• _PROBLEM DESCRIPTION_
Copy each line with the word "logo" in it.

Rows from a dataset:
:::::

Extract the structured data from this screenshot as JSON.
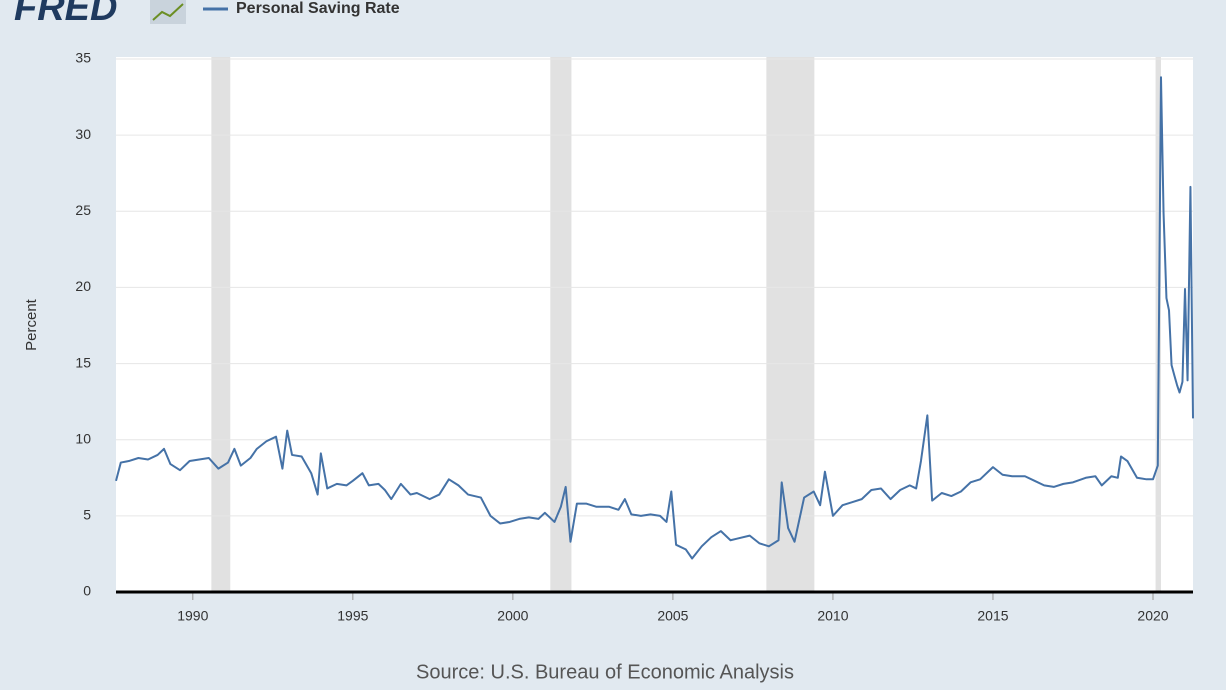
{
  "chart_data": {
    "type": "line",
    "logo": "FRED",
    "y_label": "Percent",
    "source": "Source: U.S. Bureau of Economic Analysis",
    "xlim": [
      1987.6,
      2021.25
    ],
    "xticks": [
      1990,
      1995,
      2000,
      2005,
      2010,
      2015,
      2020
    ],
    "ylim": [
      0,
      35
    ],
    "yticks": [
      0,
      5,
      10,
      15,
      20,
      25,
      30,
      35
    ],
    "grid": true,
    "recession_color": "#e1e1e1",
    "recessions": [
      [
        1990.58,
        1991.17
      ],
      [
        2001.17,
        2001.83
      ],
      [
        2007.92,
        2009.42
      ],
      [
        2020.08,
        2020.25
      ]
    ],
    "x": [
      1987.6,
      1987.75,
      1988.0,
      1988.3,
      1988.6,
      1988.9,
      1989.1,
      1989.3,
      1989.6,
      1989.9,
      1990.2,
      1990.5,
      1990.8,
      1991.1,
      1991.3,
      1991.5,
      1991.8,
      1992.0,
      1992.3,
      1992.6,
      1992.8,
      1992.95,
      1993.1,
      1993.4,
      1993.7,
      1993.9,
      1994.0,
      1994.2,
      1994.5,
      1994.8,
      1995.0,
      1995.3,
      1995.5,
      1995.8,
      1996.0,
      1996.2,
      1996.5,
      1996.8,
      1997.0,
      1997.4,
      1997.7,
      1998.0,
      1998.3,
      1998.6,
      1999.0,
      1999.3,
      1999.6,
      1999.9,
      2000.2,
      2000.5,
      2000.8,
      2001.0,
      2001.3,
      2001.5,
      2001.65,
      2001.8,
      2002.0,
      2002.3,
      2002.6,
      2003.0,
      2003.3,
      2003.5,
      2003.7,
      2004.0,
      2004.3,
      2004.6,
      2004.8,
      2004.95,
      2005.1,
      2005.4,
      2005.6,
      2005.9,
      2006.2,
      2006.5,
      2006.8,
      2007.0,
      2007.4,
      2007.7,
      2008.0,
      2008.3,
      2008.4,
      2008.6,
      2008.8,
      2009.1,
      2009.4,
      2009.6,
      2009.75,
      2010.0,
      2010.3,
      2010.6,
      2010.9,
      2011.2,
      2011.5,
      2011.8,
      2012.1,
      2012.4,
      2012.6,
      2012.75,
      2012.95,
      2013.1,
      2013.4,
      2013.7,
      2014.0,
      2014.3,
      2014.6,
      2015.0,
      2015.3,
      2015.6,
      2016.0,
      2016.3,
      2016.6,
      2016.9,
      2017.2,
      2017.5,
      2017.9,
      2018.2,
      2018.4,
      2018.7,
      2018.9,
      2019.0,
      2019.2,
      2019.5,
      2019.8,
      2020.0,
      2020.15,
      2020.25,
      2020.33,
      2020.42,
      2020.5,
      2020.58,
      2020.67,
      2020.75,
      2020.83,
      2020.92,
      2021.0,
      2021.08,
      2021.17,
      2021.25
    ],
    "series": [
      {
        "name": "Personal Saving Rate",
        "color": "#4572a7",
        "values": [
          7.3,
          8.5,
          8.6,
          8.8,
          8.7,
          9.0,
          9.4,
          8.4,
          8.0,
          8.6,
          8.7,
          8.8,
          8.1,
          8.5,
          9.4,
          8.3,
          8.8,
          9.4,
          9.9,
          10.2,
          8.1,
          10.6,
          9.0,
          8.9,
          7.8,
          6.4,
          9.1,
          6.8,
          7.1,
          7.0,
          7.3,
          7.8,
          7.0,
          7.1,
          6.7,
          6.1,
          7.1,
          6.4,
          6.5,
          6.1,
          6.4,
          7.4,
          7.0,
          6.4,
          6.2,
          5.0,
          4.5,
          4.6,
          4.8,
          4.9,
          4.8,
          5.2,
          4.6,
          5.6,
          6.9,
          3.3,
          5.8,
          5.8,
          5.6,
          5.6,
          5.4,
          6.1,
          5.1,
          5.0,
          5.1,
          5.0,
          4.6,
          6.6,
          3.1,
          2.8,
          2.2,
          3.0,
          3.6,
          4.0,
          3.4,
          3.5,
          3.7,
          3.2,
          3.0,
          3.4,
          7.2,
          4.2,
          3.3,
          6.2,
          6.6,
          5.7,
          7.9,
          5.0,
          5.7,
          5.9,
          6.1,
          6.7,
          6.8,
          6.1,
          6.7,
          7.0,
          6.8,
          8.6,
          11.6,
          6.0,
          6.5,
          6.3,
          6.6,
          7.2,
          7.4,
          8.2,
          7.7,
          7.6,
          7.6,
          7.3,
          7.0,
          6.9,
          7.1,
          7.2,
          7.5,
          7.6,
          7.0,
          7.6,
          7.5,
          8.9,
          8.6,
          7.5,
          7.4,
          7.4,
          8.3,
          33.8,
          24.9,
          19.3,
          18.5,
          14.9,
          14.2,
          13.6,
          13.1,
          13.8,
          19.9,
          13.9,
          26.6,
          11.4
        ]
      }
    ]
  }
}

:::::

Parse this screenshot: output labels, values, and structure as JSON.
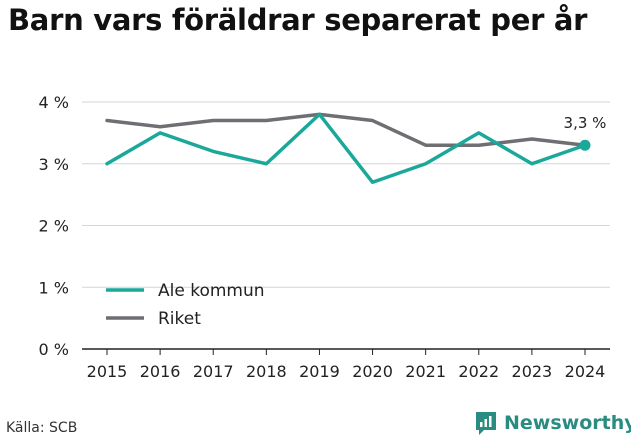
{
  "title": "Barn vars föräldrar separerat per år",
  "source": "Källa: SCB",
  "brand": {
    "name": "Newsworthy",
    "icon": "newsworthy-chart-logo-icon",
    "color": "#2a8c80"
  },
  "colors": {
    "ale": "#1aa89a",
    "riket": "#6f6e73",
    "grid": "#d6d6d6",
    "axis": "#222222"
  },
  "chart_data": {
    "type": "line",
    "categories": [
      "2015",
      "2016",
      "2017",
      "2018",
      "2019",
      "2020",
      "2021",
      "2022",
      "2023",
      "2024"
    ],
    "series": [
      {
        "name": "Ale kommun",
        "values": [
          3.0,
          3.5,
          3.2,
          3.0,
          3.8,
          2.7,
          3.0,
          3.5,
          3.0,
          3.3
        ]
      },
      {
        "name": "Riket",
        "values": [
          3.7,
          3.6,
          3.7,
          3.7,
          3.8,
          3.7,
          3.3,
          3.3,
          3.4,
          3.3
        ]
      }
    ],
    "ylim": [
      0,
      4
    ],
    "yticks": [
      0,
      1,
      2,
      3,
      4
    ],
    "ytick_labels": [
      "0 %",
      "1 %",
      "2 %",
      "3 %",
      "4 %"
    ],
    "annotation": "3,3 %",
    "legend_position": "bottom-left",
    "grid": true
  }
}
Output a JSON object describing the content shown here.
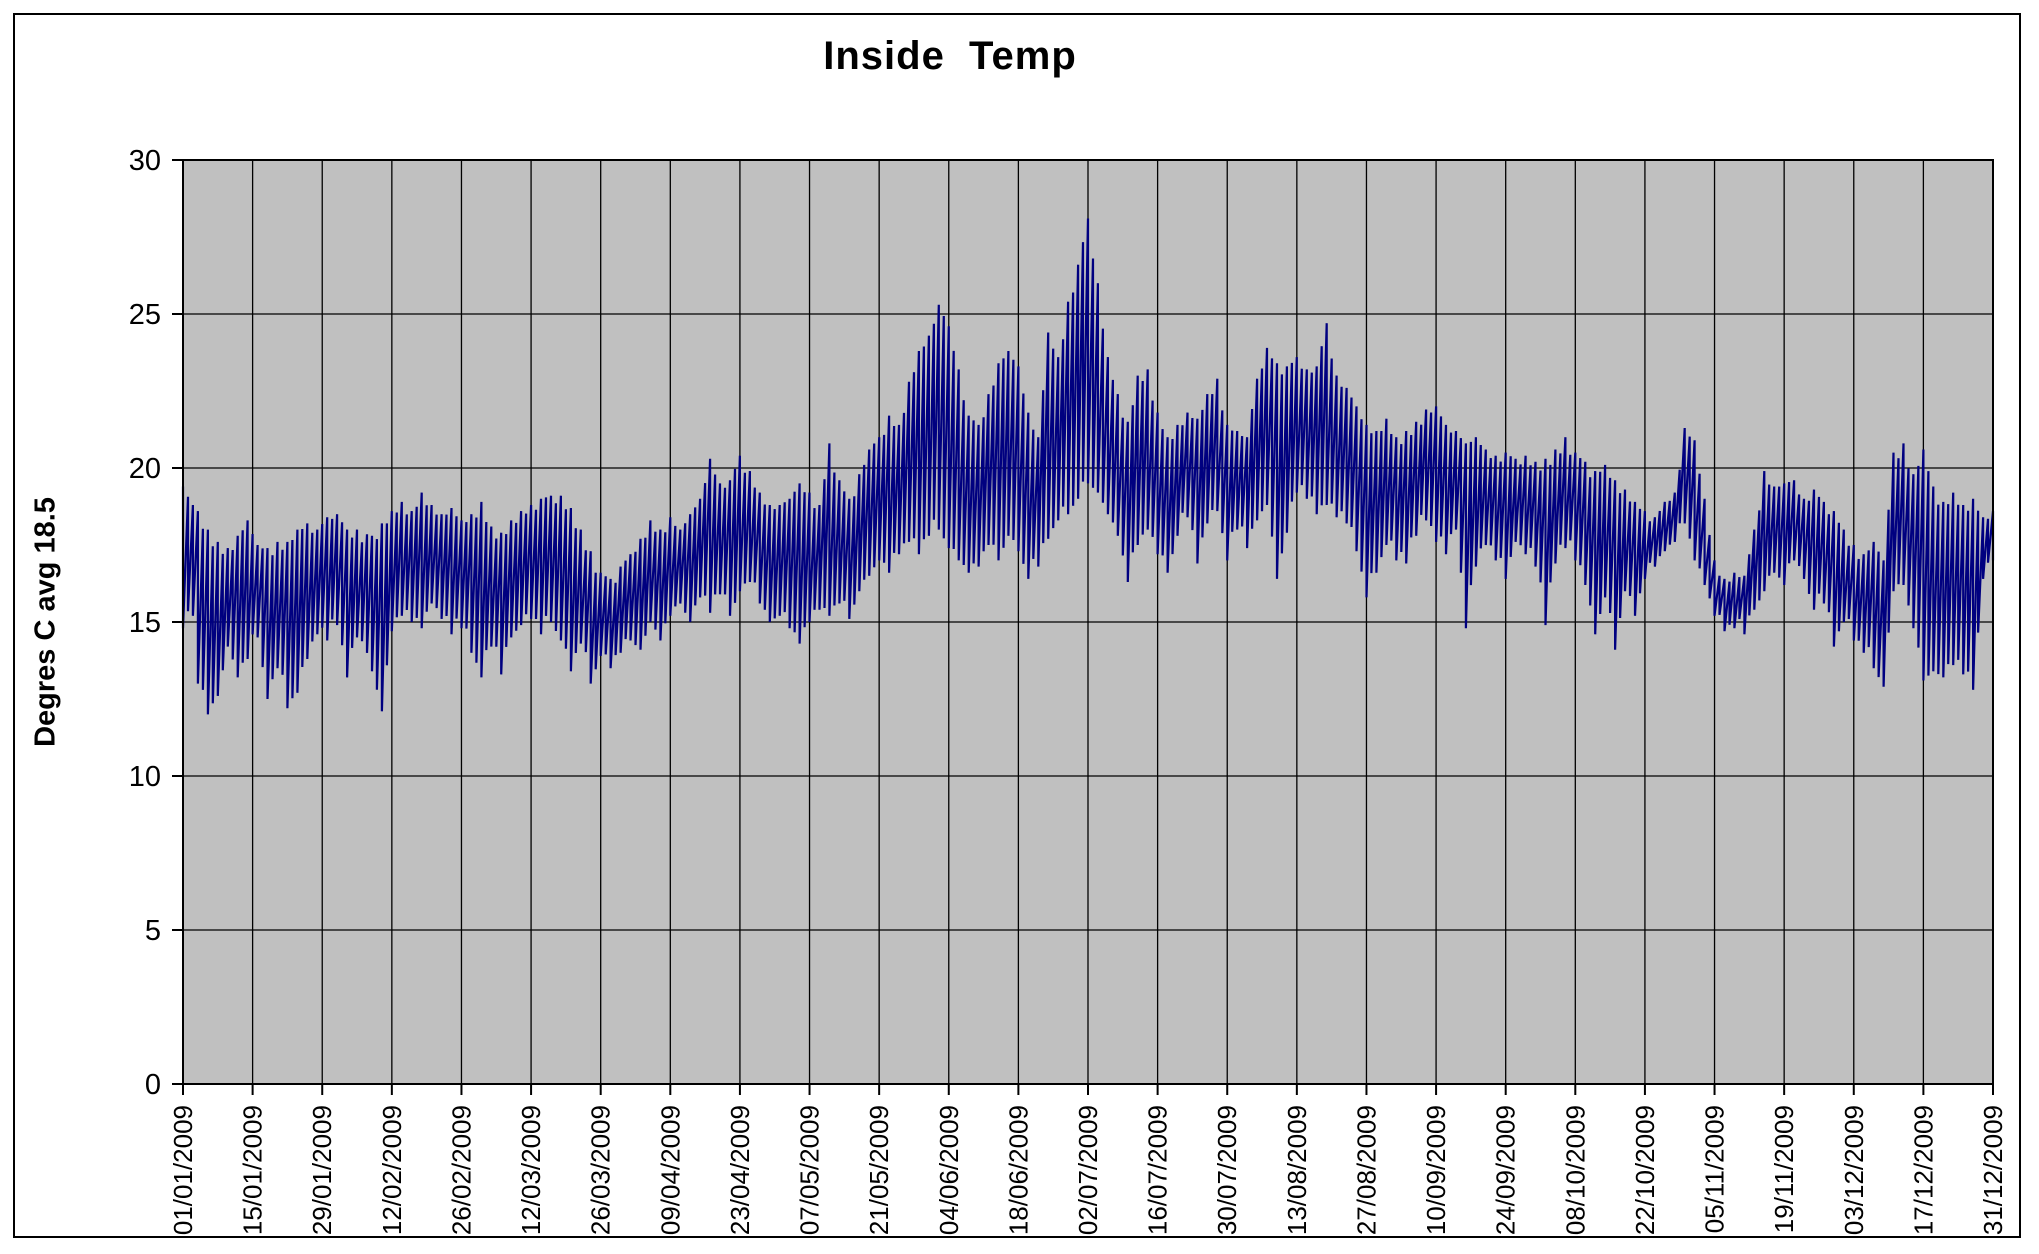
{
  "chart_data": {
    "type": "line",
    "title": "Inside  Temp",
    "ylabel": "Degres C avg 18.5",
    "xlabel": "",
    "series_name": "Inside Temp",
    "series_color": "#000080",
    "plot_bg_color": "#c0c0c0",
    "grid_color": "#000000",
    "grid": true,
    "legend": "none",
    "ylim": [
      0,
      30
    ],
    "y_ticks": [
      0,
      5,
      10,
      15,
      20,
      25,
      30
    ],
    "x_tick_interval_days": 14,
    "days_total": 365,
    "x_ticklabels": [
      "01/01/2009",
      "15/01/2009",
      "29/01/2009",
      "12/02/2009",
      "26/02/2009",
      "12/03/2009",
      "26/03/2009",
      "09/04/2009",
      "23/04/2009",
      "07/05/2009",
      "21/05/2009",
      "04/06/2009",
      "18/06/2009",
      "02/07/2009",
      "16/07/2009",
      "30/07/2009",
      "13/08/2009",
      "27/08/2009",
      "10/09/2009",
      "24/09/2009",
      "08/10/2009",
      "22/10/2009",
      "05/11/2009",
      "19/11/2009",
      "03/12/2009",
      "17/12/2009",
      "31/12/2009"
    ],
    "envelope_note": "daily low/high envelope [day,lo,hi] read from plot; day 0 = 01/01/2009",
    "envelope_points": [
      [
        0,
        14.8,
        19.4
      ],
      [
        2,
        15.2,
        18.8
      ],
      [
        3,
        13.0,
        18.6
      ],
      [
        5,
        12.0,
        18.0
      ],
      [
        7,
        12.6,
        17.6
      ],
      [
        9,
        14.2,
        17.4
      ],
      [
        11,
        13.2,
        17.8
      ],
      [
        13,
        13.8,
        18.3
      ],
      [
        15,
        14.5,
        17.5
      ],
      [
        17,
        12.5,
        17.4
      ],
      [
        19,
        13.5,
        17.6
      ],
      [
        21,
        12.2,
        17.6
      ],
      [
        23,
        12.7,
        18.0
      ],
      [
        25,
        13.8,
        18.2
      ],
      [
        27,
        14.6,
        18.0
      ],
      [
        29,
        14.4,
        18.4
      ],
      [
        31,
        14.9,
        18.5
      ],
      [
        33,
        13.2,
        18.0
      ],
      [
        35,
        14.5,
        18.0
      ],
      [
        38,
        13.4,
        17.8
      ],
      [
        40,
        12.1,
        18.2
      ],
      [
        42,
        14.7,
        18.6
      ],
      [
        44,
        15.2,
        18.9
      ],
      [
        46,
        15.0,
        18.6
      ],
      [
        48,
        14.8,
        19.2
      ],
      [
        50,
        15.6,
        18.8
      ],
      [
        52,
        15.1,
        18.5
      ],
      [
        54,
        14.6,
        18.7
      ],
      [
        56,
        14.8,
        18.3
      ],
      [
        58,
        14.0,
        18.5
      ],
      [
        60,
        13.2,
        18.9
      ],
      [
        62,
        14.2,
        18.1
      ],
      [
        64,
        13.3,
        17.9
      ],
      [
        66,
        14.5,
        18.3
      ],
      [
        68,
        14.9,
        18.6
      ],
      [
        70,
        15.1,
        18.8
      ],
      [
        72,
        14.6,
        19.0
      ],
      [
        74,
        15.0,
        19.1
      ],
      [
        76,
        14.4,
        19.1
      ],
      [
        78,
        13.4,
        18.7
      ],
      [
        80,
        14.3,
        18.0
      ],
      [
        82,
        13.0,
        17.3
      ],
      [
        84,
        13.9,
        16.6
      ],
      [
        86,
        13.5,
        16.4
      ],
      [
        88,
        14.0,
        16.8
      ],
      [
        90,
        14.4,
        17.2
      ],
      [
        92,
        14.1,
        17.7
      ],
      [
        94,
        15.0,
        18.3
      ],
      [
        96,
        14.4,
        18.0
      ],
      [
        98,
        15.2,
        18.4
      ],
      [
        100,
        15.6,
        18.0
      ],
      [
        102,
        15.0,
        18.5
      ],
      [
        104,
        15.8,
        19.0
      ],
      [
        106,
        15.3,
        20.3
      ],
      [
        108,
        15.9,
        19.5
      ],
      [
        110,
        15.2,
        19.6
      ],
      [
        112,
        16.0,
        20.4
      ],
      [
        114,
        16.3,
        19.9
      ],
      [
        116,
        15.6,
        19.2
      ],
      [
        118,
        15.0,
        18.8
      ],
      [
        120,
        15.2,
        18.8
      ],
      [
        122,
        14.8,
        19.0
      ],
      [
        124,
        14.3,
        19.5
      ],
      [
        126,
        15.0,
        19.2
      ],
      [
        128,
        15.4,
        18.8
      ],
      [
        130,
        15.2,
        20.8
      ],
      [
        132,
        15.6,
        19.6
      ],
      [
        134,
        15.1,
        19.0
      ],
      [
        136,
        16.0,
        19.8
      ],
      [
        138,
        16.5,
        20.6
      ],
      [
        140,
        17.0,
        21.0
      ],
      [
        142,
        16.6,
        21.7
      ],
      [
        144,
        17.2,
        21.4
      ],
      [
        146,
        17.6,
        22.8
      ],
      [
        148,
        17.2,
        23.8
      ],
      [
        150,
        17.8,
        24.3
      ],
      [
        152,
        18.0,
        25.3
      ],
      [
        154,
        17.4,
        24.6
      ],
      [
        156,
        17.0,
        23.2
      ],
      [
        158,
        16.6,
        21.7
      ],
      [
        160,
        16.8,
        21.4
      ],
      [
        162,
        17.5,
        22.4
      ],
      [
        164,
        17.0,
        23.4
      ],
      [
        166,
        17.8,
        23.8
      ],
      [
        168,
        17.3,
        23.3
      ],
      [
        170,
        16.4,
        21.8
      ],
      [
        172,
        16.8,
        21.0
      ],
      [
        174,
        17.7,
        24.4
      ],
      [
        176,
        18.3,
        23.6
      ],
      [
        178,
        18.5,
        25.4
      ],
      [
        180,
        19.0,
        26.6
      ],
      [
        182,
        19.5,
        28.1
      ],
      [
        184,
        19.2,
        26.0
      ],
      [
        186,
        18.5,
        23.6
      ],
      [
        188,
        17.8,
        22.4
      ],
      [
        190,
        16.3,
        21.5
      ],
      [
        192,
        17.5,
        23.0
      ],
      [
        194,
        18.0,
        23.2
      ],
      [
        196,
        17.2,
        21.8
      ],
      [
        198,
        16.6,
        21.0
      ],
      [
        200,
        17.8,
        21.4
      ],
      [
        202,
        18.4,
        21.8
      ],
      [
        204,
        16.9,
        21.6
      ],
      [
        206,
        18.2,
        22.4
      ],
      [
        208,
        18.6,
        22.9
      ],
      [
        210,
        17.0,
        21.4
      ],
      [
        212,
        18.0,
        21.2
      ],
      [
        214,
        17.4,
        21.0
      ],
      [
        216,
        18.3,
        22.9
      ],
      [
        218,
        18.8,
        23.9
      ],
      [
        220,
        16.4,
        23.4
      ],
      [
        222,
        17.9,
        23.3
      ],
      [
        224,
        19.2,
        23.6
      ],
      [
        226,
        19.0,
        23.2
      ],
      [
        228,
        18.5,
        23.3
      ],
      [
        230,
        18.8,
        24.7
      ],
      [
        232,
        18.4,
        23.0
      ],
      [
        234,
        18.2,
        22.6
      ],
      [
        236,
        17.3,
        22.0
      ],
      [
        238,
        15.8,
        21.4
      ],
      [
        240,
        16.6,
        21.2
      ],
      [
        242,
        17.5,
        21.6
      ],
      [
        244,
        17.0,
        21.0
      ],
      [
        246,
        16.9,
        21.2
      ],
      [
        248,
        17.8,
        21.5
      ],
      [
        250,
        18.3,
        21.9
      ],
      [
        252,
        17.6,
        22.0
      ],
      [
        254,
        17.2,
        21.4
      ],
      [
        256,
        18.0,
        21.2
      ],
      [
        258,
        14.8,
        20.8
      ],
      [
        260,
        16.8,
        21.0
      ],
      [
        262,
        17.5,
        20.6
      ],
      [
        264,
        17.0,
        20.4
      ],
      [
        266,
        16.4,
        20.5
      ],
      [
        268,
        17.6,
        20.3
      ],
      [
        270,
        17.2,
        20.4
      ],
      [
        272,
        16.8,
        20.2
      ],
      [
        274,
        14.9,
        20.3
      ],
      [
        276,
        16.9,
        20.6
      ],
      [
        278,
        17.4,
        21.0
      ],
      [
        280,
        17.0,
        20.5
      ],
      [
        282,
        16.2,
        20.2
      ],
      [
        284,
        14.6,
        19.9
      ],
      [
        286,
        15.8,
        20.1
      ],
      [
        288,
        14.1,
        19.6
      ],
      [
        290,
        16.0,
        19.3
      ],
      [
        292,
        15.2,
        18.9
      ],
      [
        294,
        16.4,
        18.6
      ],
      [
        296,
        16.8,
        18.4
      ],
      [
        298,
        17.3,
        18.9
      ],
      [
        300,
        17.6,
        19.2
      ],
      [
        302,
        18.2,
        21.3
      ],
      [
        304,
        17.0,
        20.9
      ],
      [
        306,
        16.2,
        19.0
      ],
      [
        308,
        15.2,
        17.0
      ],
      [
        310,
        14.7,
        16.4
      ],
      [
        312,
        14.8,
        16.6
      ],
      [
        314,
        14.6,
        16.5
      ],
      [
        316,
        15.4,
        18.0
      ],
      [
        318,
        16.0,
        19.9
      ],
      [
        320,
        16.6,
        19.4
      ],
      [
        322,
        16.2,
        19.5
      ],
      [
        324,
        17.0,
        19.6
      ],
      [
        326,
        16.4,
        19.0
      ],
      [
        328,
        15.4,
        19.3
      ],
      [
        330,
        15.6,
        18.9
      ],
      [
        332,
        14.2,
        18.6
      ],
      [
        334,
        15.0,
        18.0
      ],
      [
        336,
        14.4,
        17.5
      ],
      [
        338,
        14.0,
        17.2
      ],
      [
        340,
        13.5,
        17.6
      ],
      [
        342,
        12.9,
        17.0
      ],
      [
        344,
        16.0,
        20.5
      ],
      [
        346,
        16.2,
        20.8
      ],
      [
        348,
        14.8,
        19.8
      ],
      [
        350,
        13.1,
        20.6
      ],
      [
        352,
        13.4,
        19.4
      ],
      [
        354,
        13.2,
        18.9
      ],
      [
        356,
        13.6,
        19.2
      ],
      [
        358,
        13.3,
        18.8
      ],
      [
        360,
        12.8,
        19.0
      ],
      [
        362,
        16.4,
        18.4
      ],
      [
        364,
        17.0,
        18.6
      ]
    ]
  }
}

:::::

• _WRITTEN SOLUTION_
    "logo": "FRED",
    "icon": "newsworthy-chart-logo-icon",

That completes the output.